__GOAL__. Can you write out the stretch of material from the line containing "staticText: Notification Count — [126, 30, 266, 50]" through the end, swapping "Undo" for "Revert" and leaving everything else unchanged?

__TASK DATA__.

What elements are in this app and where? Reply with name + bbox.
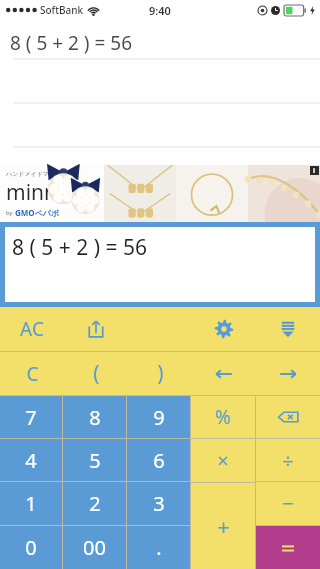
staticText: 9 (153, 404, 165, 431)
button[interactable]: 6 (127, 439, 190, 481)
button[interactable]: 9 (127, 396, 190, 438)
staticText: GMOペパボ (15, 207, 60, 218)
button[interactable]: 4 (0, 439, 62, 481)
button[interactable]: + (191, 483, 255, 569)
button[interactable]: Move right (256, 352, 320, 395)
staticText: SoftBank (40, 3, 84, 17)
button[interactable]: 0 (0, 526, 62, 569)
button[interactable]: 5 (63, 439, 126, 481)
button[interactable]: 3 (127, 482, 190, 525)
staticText: 6 (153, 447, 165, 474)
staticText: ÷ (282, 447, 294, 474)
button[interactable]: 2 (63, 482, 126, 525)
button[interactable]: Share (64, 307, 128, 351)
staticText: AC (20, 316, 44, 342)
staticText: ) (157, 359, 164, 388)
staticText: 8 (89, 404, 101, 431)
button[interactable]: ÷ (256, 439, 320, 481)
staticText: 8 ( 5 + 2 ) = 56 (10, 30, 133, 56)
button[interactable]: C (0, 352, 64, 395)
button[interactable]: Move left (192, 352, 256, 395)
staticText: by (6, 209, 15, 217)
staticText: + (217, 511, 230, 541)
button[interactable]: ) (128, 352, 192, 395)
button[interactable]: 8 (63, 396, 126, 438)
button[interactable]: ( (64, 352, 128, 395)
staticText: 7 (25, 404, 37, 431)
staticText: ( (93, 359, 100, 388)
button[interactable]: Hide keyboard (256, 307, 320, 351)
button[interactable]: Advertisement minne (0, 165, 320, 222)
button[interactable]: 7 (0, 396, 62, 438)
staticText: 5 (89, 447, 101, 474)
button[interactable]: Equals (256, 526, 320, 569)
staticText: 8 ( 5 + 2 ) = 56 (12, 233, 147, 262)
staticText: 1 (25, 490, 37, 517)
staticText: i (313, 166, 316, 175)
button[interactable]: − (256, 482, 320, 525)
staticText: 9:40 (149, 3, 171, 18)
button[interactable]: % (191, 396, 255, 438)
staticText: 2 (89, 490, 101, 517)
staticText: 00 (83, 534, 106, 561)
button[interactable]: Settings (192, 307, 256, 351)
staticText: % (215, 404, 231, 430)
button[interactable]: 1 (0, 482, 62, 525)
staticText: minne (6, 178, 69, 207)
button[interactable]: AC (0, 307, 64, 351)
staticText: 4 (25, 447, 37, 474)
staticText: 3 (153, 490, 165, 517)
staticText: − (282, 490, 294, 517)
staticText: C (26, 361, 39, 387)
button[interactable]: 00 (63, 526, 126, 569)
staticText: ハンドメイドマーケット (6, 170, 74, 178)
staticText: × (217, 447, 229, 474)
button[interactable]: Backspace (256, 396, 320, 438)
button[interactable]: . (127, 526, 190, 569)
staticText: 0 (25, 534, 37, 561)
button[interactable]: 8 ( 5 + 2 ) = 56 (5, 227, 315, 302)
staticText: . (156, 534, 162, 561)
button[interactable]: × (191, 439, 255, 482)
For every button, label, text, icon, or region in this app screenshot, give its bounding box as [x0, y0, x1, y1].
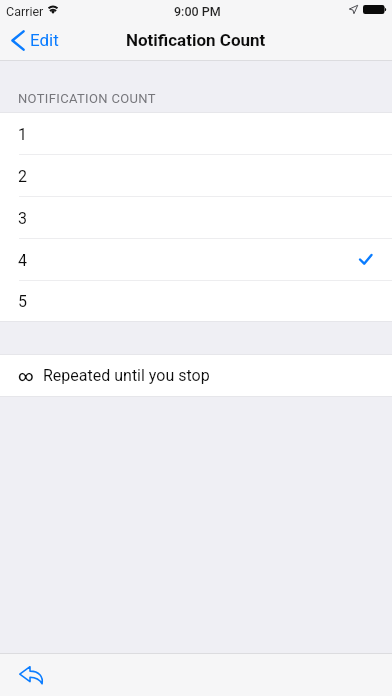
staticText: Notification Count — [126, 30, 266, 50]
staticText: Repeated until you stop — [43, 366, 210, 385]
button[interactable]: 5 — [0, 281, 392, 321]
staticText: 4 — [18, 251, 27, 270]
staticText: 2 — [18, 167, 27, 186]
staticText: Carrier — [6, 4, 44, 19]
staticText: 3 — [18, 209, 27, 228]
button[interactable]: 1 — [0, 113, 392, 155]
staticText: 5 — [18, 292, 27, 311]
button[interactable]: Edit — [11, 24, 59, 55]
button[interactable]: Undo — [7, 655, 55, 695]
button[interactable]: 3 — [0, 197, 392, 239]
staticText: ∞ — [18, 367, 31, 385]
button[interactable]: 2 — [0, 155, 392, 197]
button[interactable]: 4 — [0, 239, 392, 281]
staticText: 9:00 PM — [174, 4, 221, 19]
button[interactable]: ∞ — [0, 355, 392, 396]
staticText: NOTIFICATION COUNT — [18, 91, 156, 106]
staticText: 1 — [18, 125, 27, 144]
staticText: Edit — [30, 30, 59, 50]
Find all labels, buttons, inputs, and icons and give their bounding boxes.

__WORKED ANSWER__.
staticText: Notification Count — [126, 30, 266, 50]
staticText: Repeated until you stop — [43, 366, 210, 385]
button[interactable]: 5 — [0, 281, 392, 321]
staticText: 4 — [18, 251, 27, 270]
staticText: 2 — [18, 167, 27, 186]
staticText: Carrier — [6, 4, 44, 19]
staticText: 3 — [18, 209, 27, 228]
button[interactable]: 1 — [0, 113, 392, 155]
staticText: 5 — [18, 292, 27, 311]
button[interactable]: Edit — [11, 24, 59, 55]
button[interactable]: Revert — [7, 655, 55, 695]
button[interactable]: 3 — [0, 197, 392, 239]
staticText: ∞ — [18, 367, 31, 385]
button[interactable]: 2 — [0, 155, 392, 197]
button[interactable]: 4 — [0, 239, 392, 281]
staticText: 9:00 PM — [174, 4, 221, 19]
button[interactable]: ∞ — [0, 355, 392, 396]
staticText: NOTIFICATION COUNT — [18, 91, 156, 106]
staticText: 1 — [18, 125, 27, 144]
staticText: Edit — [30, 30, 59, 50]
Find all labels, buttons, inputs, and icons and give their bounding boxes.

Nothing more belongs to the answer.